See, the smell of my son

Is as the smell of a field which

Jehovah hath blessed;

And God give thee of the dew of heaven,

And of the fatness of the earth,

And plenty of grain and wine:

Let peoples serve thee,

And nations bow down to thee:

Be lord over thy brethren,

And let thy mother’s sons bow down to thee:

Cursed be every one that curseth thee,

And blessed be every one that blesseth thee.


There Isaac gives Jacob power over his brother, thinking he was giving it to Esau. Now the question arises and Paul argues it in Romans 9, how could God approve such fraud as that? Well, God did not approve it. Paul says, "It is not of him that willeth." Isaac willed to give it to Esau. "It is not of him that runneth." Esau ran to get the venison. It was not of Jacob and his mother, but of the election, God having decreed before the children were born, before either one had done good or evil, that the younger should be the one through whom the Messiah should come.


The most touching thing was when Esau came back: "And it came to pass as soon as Isaac had made an end of blessing Jacob, and Jacob was yet scarce gone out of the presence of Isaac, his father, that Esau, his brother, came in from his hunting. And he also made savoury food, and brought it unto his father; and he said unto his father, Let my father arise, and eat of his son’s venison, that thy soul may bless me. And Isaac, his father, said, Who art thou? And he said, I am thy son, thy firstborn, Esau. And Isaac trembled exceedingly, and said, Who then is he that hath taken venison and brought it me, and I have eaten of all before thou earnest, and have blessed him? Yea, and he shall be blessed. When Esau heard the words of his father, he cried, Bless me, even me, O my father. Jacob hath supplanted me these two times: he took away my birthright, and behold he hath taken my blessing." And Isaac answered:


Behold, of the fatness of the earth shall be thy dwelling,

And of the dew of heaven from above;

And by thy sword shalt thou live, and thou shalt

serve thy brother;

And it shall be as thou rovest at will, thou wilt

shake off thine enemy.

• _Written task A_:
According to the commentary on Isaac's blessing of Jacob, in which chapter of Romans does Paul argue how God could approve such fraud?
• _Written task B_:
Continue the commentary on Isaac's blessing of Jacob and Esau from its final line.

• _Dataset extract_:
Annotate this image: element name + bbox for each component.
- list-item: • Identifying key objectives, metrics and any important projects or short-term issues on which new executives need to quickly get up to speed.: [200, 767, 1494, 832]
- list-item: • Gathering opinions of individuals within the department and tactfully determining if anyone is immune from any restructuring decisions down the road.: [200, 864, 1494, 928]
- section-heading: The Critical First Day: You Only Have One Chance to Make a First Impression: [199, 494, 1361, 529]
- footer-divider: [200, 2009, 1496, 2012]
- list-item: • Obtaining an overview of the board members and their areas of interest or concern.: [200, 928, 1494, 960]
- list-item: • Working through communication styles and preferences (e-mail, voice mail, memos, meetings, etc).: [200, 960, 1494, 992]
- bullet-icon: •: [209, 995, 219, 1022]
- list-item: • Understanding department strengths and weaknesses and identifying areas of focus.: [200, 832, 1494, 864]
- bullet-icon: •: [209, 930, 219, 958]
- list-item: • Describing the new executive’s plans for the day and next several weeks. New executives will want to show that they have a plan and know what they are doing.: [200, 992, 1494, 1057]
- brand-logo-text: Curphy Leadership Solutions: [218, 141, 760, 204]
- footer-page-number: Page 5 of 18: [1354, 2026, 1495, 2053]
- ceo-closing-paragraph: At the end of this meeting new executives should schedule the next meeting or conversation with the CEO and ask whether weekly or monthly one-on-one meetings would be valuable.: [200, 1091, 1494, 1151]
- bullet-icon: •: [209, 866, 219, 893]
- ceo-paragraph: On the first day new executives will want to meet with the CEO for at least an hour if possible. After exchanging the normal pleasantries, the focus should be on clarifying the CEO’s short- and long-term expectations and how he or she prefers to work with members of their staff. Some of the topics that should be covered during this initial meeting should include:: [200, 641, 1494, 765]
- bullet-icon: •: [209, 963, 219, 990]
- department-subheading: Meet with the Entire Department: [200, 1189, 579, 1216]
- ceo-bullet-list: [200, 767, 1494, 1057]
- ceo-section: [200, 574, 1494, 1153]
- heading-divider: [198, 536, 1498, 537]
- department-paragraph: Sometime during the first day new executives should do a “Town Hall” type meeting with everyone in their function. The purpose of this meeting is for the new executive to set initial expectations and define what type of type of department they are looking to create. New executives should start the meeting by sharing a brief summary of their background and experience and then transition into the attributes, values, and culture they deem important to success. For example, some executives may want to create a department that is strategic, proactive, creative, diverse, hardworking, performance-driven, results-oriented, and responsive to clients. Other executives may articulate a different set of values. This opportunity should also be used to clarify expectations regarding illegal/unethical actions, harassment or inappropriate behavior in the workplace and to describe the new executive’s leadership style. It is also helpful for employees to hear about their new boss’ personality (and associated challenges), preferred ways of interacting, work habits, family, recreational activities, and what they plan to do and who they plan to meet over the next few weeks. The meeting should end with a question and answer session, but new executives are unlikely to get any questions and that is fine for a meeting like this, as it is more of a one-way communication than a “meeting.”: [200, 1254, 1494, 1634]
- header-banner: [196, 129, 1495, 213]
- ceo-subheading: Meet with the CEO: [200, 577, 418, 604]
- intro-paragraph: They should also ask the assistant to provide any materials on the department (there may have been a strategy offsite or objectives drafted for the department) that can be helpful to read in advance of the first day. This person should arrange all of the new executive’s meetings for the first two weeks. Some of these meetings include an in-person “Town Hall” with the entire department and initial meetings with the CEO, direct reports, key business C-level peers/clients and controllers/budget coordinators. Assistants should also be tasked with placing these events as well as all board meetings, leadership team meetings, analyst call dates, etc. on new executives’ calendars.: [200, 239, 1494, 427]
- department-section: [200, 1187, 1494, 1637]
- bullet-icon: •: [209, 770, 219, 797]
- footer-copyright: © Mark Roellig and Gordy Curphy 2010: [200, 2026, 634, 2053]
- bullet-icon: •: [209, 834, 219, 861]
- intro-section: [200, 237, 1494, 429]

• _Final answer A_:
Romans 9.

• _Final answer B_:
In one of the old prophets it is said, "Jacob have I loved and Esau have I hated." That refers not to the persons of Jacob and Esau, but to the nationalities. Esau was heathen, and Jacob was Israel. None of this work of election in any particular had anything to do with the character of either. None of it with the wishes of the father and mother. It was God’s sovereign disposition of the case and touched the descendants rather than the two persons. Hebrews 12:16 brings out the character of Esau a little more plainly: "Lest there be any fornicator or profane person, as Esau, who for one mess of meat sold his birthright. For ye know that when he afterward desired to inherit the blessing, he was rejected; for he found no place for repentance, though he sought it carefully with tears." That used to trouble me. It looked like Esau wanted to repent of his sin and God would not forgive him. I will read it to you according to the true rendering: "For he found no place for a change of mind in the father." It was not Esau’s repentance, but Isaac’s repentance. Don’t ever misapply that scripture. That was a great trouble to Isaac. And as for the rascality of Jacob and Rebekah, they had to bear a heavy burden. Esau determined to kill Jacob and his mother seat him away and never saw him again.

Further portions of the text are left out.